Document understanding data

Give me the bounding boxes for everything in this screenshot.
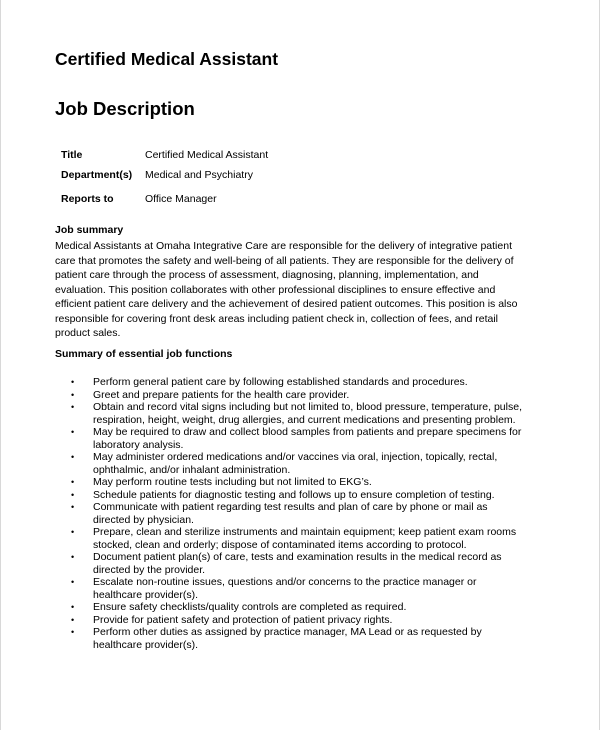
list-item-text: May perform routine tests including but not limited to EKG’s.	[93, 476, 372, 488]
bullet-icon: •	[71, 627, 75, 637]
summary-line: responsible for covering front desk areas including patient check in, collection of fees, and retail	[55, 312, 498, 325]
bullet-icon: •	[71, 502, 75, 512]
job-info-row-department	[61, 169, 268, 193]
document-title: Certified Medical Assistant	[55, 49, 279, 69]
job-info-row-title	[61, 149, 268, 169]
list-item-text: May administer ordered medications and/or vaccines via oral, injection, topically, rectal,	[93, 451, 498, 463]
list-item-text: Obtain and record vital signs including but not limited to, blood pressure, temperature, pulse,	[93, 401, 522, 413]
list-item	[71, 401, 522, 426]
list-item-text: directed by physician.	[93, 513, 194, 526]
list-item-text: Perform other duties as assigned by practice manager, MA Lead or as requested by	[93, 626, 482, 638]
list-item	[71, 614, 511, 627]
list-item-text: directed by the provider.	[93, 563, 206, 576]
list-item	[71, 376, 511, 389]
list-item-text: Schedule patients for diagnostic testing and follows up to ensure completion of testing.	[93, 488, 495, 501]
list-item	[71, 626, 511, 651]
bullet-icon: •	[71, 552, 75, 562]
bullet-icon: •	[71, 402, 75, 412]
list-item-text: Provide for patient safety and protection of patient privacy rights.	[93, 613, 393, 626]
job-info-table	[61, 149, 268, 213]
job-info-value: Medical and Psychiatry	[145, 169, 253, 181]
list-item	[71, 451, 511, 476]
summary-line: product sales.	[55, 327, 121, 339]
job-info-label: Department(s)	[61, 169, 133, 181]
list-item-text: ophthalmic, and/or inhalant administration.	[93, 463, 291, 476]
list-item-text: healthcare provider(s).	[93, 588, 199, 601]
job-info-label: Title	[61, 149, 83, 161]
list-item	[71, 489, 511, 502]
bullet-icon: •	[71, 602, 75, 612]
list-item	[71, 501, 511, 526]
bullet-icon: •	[71, 452, 75, 462]
list-item-text: Document patient plan(s) of care, tests and examination results in the medical record as	[93, 551, 502, 563]
bullet-icon: •	[71, 527, 75, 537]
job-info-value: Office Manager	[145, 193, 217, 205]
bullet-icon: •	[71, 377, 75, 387]
summary-line: Medical Assistants at Omaha Integrative Care are responsible for the delivery of integrative patient	[55, 240, 512, 252]
summary-line: efficient patient care delivery and the achievement of desired patient outcomes. This position is also	[55, 298, 518, 310]
bullet-icon: •	[71, 577, 75, 587]
list-item-text: laboratory analysis.	[93, 438, 184, 451]
bullet-icon: •	[71, 389, 75, 400]
list-item-text: Prepare, clean and sterilize instruments and maintain equipment; keep patient exam rooms	[93, 526, 517, 538]
bullet-icon: •	[71, 427, 75, 437]
list-item-text: Communicate with patient regarding test results and plan of care by phone or mail as	[93, 501, 488, 513]
list-item-text: Escalate non-routine issues, questions and/or concerns to the practice manager or	[93, 576, 477, 588]
bullet-icon: •	[71, 489, 75, 500]
list-item-text: Greet and prepare patients for the health care provider.	[93, 388, 350, 401]
job-info-row-reports-to	[61, 193, 268, 213]
list-item	[71, 576, 511, 601]
list-item	[71, 389, 511, 402]
functions-list	[71, 376, 522, 651]
list-item-text: May be required to draw and collect blood samples from patients and prepare specimens for	[93, 426, 522, 438]
job-summary-heading: Job summary	[55, 224, 124, 236]
list-item-text: Ensure safety checklists/quality controls are completed as required.	[93, 601, 407, 613]
list-item	[71, 526, 517, 551]
list-item	[71, 426, 522, 451]
bullet-icon: •	[71, 477, 75, 487]
document-subtitle: Job Description	[55, 98, 195, 119]
bullet-icon: •	[71, 614, 75, 625]
job-info-label: Reports to	[61, 193, 114, 205]
list-item-text: stocked, clean and orderly; dispose of contaminated items according to protocol.	[93, 538, 467, 551]
summary-line: care that promotes the safety and well-being of all patients. They are responsible for the delivery of	[55, 254, 514, 267]
list-item	[71, 601, 511, 614]
list-item	[71, 476, 511, 489]
list-item-text: respiration, height, weight, drug allergies, and current medications and presenting problem.	[93, 413, 516, 426]
summary-line: evaluation. This position collaborates with other professional disciplines to ensure effective and	[55, 283, 496, 296]
job-summary-text	[55, 239, 527, 341]
job-info-value: Certified Medical Assistant	[145, 149, 269, 161]
functions-heading: Summary of essential job functions	[55, 348, 233, 360]
list-item	[71, 551, 511, 576]
list-item-text: healthcare provider(s).	[93, 638, 199, 651]
list-item-text: Perform general patient care by following established standards and procedures.	[93, 376, 468, 388]
summary-line: patient care through the process of assessment, diagnosing, planning, implementation, and	[55, 269, 479, 281]
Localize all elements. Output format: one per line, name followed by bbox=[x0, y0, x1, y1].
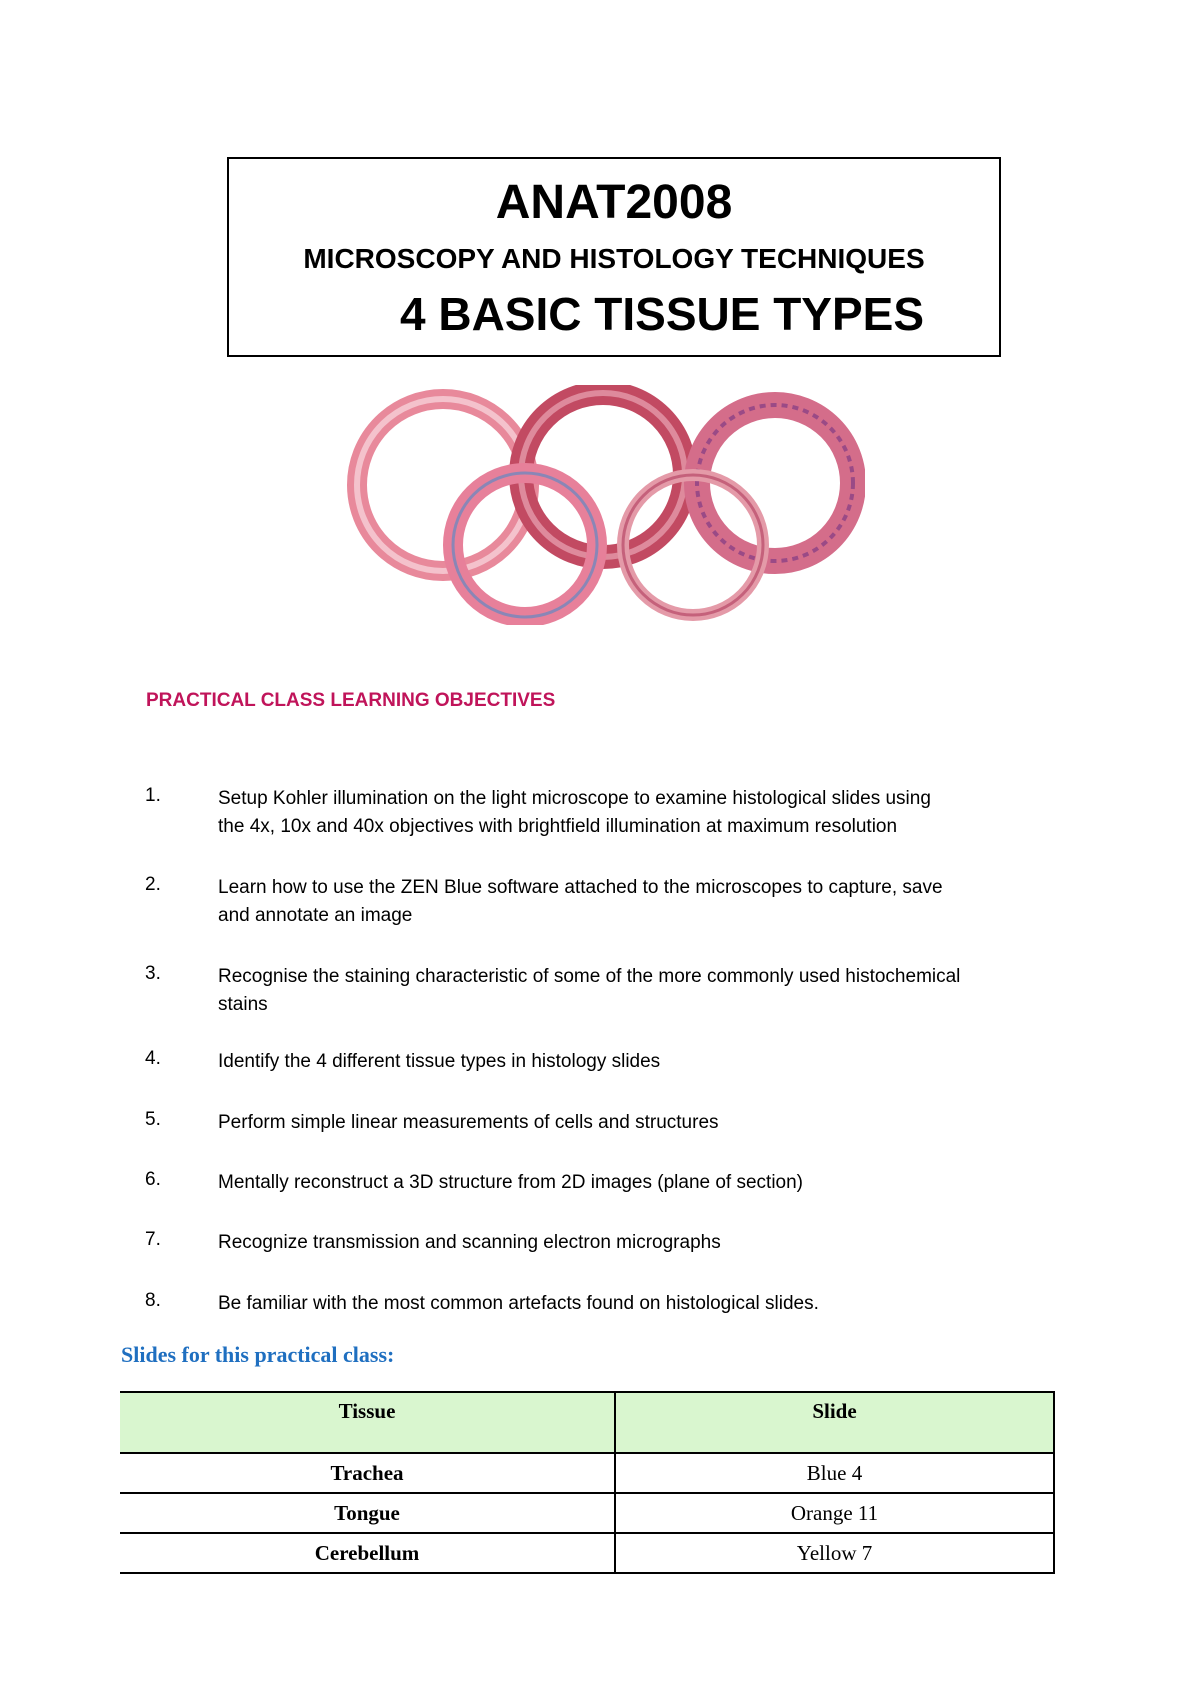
table-row bbox=[120, 1493, 1054, 1533]
item-number: 4. bbox=[145, 1048, 161, 1069]
item-line: Learn how to use the ZEN Blue software attached to the microscopes to capture, save bbox=[218, 877, 943, 898]
item-text bbox=[218, 874, 1078, 930]
tissue-cell: Tongue bbox=[120, 1493, 615, 1533]
item-number: 5. bbox=[145, 1109, 161, 1130]
item-line: Setup Kohler illumination on the light microscope to examine histological slides using bbox=[218, 788, 931, 809]
tissue-cell: Cerebellum bbox=[120, 1533, 615, 1573]
item-line: Recognize transmission and scanning electron micrographs bbox=[218, 1232, 721, 1253]
item-number: 8. bbox=[145, 1290, 161, 1311]
item-line: and annotate an image bbox=[218, 905, 413, 926]
item-number: 2. bbox=[145, 874, 161, 895]
course-code: ANAT2008 bbox=[495, 176, 733, 229]
item-text bbox=[218, 963, 1078, 1019]
table-header-row bbox=[120, 1392, 1054, 1453]
slide-cell: Blue 4 bbox=[615, 1453, 1054, 1493]
item-text bbox=[218, 1169, 1078, 1197]
page-title: 4 BASIC TISSUE TYPES bbox=[400, 288, 925, 340]
item-number: 6. bbox=[145, 1169, 161, 1190]
slide-cell: Orange 11 bbox=[615, 1493, 1054, 1533]
table-row bbox=[120, 1533, 1054, 1573]
item-line: Identify the 4 different tissue types in histology slides bbox=[218, 1051, 661, 1072]
title-box bbox=[227, 157, 1001, 357]
item-line: Mentally reconstruct a 3D structure from 2D images (plane of section) bbox=[218, 1172, 804, 1193]
item-text bbox=[218, 1229, 1078, 1257]
table-row bbox=[120, 1453, 1054, 1493]
item-number: 3. bbox=[145, 963, 161, 984]
column-header-tissue: Tissue bbox=[120, 1392, 615, 1453]
item-line: Recognise the staining characteristic of some of the more commonly used histochemical bbox=[218, 966, 961, 987]
course-subtitle: MICROSCOPY AND HISTOLOGY TECHNIQUES bbox=[303, 243, 925, 274]
item-line: the 4x, 10x and 40x objectives with brightfield illumination at maximum resolution bbox=[218, 816, 898, 837]
tissue-cell: Trachea bbox=[120, 1453, 615, 1493]
slides-heading: Slides for this practical class: bbox=[121, 1342, 395, 1367]
item-text bbox=[218, 1048, 1078, 1076]
item-line: Perform simple linear measurements of cells and structures bbox=[218, 1112, 719, 1133]
slide-cell: Yellow 7 bbox=[615, 1533, 1054, 1573]
item-text bbox=[218, 1109, 1078, 1137]
slides-table bbox=[120, 1391, 1055, 1574]
column-header-slide: Slide bbox=[615, 1392, 1054, 1453]
histology-rings-image bbox=[345, 385, 865, 625]
item-line: stains bbox=[218, 994, 268, 1015]
item-line: Be familiar with the most common artefacts found on histological slides. bbox=[218, 1293, 819, 1314]
item-text bbox=[218, 1290, 1078, 1318]
item-number: 1. bbox=[145, 785, 161, 806]
item-text bbox=[218, 785, 1078, 841]
objectives-heading: PRACTICAL CLASS LEARNING OBJECTIVES bbox=[146, 690, 556, 711]
item-number: 7. bbox=[145, 1229, 161, 1250]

**Exercise brief:**
Only the lines with the string "required" are wanted; pick them out of the records above and copy them.

**Task answer:**
list-item-text: May be required to draw and collect blood samples from patients and prepare specimens for	[93, 426, 522, 438]
list-item-text: Ensure safety checklists/quality controls are completed as required.	[93, 601, 407, 613]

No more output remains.